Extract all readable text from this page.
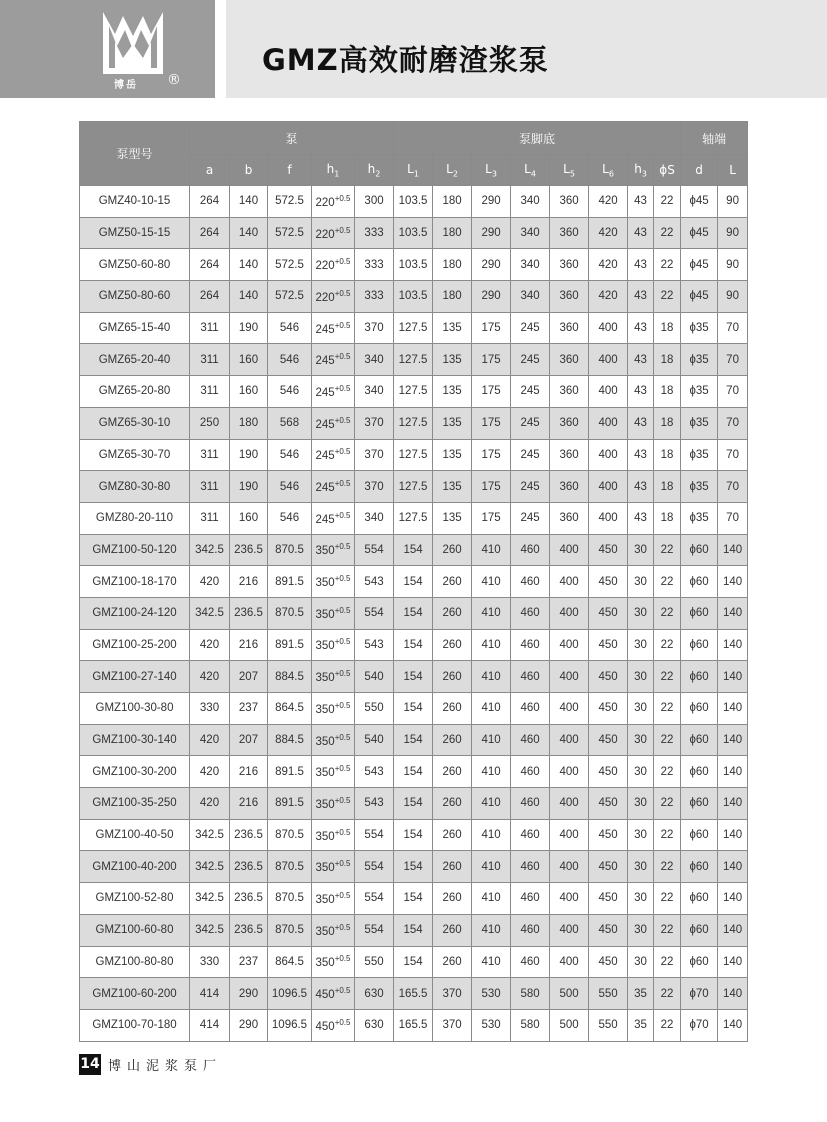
®
博岳
GMZ高效耐磨渣浆泵
泵型号	泵					泵脚底								轴端	
	a	b	f	$h_1$	$h_2$	$L_1$	$L_2$	$L_3$	$L_4$	$L_5$	$L_6$	$h_3$	ɸS	d	L
GMZ40-10-15	264	140	572.5	$220^{+0.5}$	300	103.5	180	290	340	360	420	43	22	ɸ45	90
GMZ50-15-15	264	140	572.5	$220^{+0.5}$	333	103.5	180	290	340	360	420	43	22	ɸ45	90
GMZ50-60-80	264	140	572.5	$220^{+0.5}$	333	103.5	180	290	340	360	420	43	22	ɸ45	90
GMZ50-80-60	264	140	572.5	$220^{+0.5}$	333	103.5	180	290	340	360	420	43	22	ɸ45	90
GMZ65-15-40	311	190	546	$245^{+0.5}$	370	127.5	135	175	245	360	400	43	18	ɸ35	70
GMZ65-20-40	311	160	546	$245^{+0.5}$	340	127.5	135	175	245	360	400	43	18	ɸ35	70
GMZ65-20-80	311	160	546	$245^{+0.5}$	340	127.5	135	175	245	360	400	43	18	ɸ35	70
GMZ65-30-10	250	180	568	$245^{+0.5}$	370	127.5	135	175	245	360	400	43	18	ɸ35	70
GMZ65-30-70	311	190	546	$245^{+0.5}$	370	127.5	135	175	245	360	400	43	18	ɸ35	70
GMZ80-30-80	311	190	546	$245^{+0.5}$	370	127.5	135	175	245	360	400	43	18	ɸ35	70
GMZ80-20-110	311	160	546	$245^{+0.5}$	340	127.5	135	175	245	360	400	43	18	ɸ35	70
GMZ100-50-120	342.5	236.5	870.5	$350^{+0.5}$	554	154	260	410	460	400	450	30	22	ɸ60	140
GMZ100-18-170	420	216	891.5	$350^{+0.5}$	543	154	260	410	460	400	450	30	22	ɸ60	140
GMZ100-24-120	342.5	236.5	870.5	$350^{+0.5}$	554	154	260	410	460	400	450	30	22	ɸ60	140
GMZ100-25-200	420	216	891.5	$350^{+0.5}$	543	154	260	410	460	400	450	30	22	ɸ60	140
GMZ100-27-140	420	207	884.5	$350^{+0.5}$	540	154	260	410	460	400	450	30	22	ɸ60	140
GMZ100-30-80	330	237	864.5	$350^{+0.5}$	550	154	260	410	460	400	450	30	22	ɸ60	140
GMZ100-30-140	420	207	884.5	$350^{+0.5}$	540	154	260	410	460	400	450	30	22	ɸ60	140
GMZ100-30-200	420	216	891.5	$350^{+0.5}$	543	154	260	410	460	400	450	30	22	ɸ60	140
GMZ100-35-250	420	216	891.5	$350^{+0.5}$	543	154	260	410	460	400	450	30	22	ɸ60	140
GMZ100-40-50	342.5	236.5	870.5	$350^{+0.5}$	554	154	260	410	460	400	450	30	22	ɸ60	140
GMZ100-40-200	342.5	236.5	870.5	$350^{+0.5}$	554	154	260	410	460	400	450	30	22	ɸ60	140
GMZ100-52-80	342.5	236.5	870.5	$350^{+0.5}$	554	154	260	410	460	400	450	30	22	ɸ60	140
GMZ100-60-80	342.5	236.5	870.5	$350^{+0.5}$	554	154	260	410	460	400	450	30	22	ɸ60	140
GMZ100-80-80	330	237	864.5	$350^{+0.5}$	550	154	260	410	460	400	450	30	22	ɸ60	140
GMZ100-60-200	414	290	1096.5	$450^{+0.5}$	630	165.5	370	530	580	500	550	35	22	ɸ70	140
GMZ100-70-180	414	290	1096.5	$450^{+0.5}$	630	165.5	370	530	580	500	550	35	22	ɸ70	140
14 博山泥浆泵厂
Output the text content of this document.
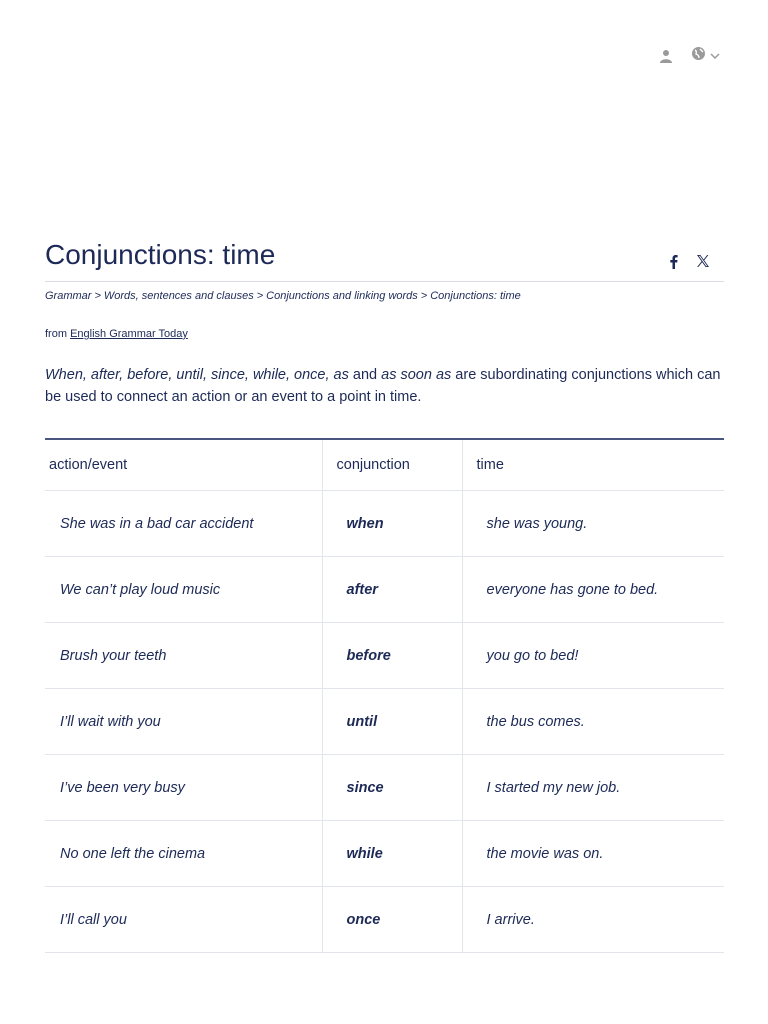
Conjunctions: time
Grammar > Words, sentences and clauses > Conjunctions and linking words > Conjunctions: time
from English Grammar Today

When, after, before, until, since, while, once, as and as soon as are subordinating conjunctions which can be used to connect an action or an event to a point in time.

action/event	conjunction	time
She was in a bad car accident	when	she was young.
We can’t play loud music	after	everyone has gone to bed.
Brush your teeth	before	you go to bed!
I’ll wait with you	until	the bus comes.
I’ve been very busy	since	I started my new job.
No one left the cinema	while	the movie was on.
I’ll call you	once	I arrive.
========
▶ [REQUIREMENT]:
Return each line where "from" shows up.

▶ [IN RESPONSE]:
Extract all readable text from this page.
from English Grammar Today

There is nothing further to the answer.